-- START OF DATASET RECORDS --

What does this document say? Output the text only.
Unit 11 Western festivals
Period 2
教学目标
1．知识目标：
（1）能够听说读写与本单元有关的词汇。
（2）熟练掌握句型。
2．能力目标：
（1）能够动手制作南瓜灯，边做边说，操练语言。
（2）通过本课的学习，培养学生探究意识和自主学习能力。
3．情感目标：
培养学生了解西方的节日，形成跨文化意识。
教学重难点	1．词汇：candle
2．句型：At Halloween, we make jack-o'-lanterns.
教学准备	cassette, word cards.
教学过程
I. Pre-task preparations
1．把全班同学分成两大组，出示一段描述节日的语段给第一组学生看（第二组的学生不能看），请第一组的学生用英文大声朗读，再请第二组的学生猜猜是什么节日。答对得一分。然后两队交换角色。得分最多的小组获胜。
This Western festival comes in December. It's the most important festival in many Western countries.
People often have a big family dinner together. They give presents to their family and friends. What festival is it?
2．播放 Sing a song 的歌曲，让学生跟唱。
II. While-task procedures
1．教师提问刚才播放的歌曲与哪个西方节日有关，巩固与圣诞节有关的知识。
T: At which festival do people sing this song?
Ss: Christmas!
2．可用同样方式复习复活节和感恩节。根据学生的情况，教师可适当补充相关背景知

-- END OF DATASET RECORDS --

* **WHAT THE EXERCISE ASKS**
Extract, from the material above, each line holding the word "task".

* **RESULT OF THE EXERCISE**
I. Pre-task preparations
II. While-task procedures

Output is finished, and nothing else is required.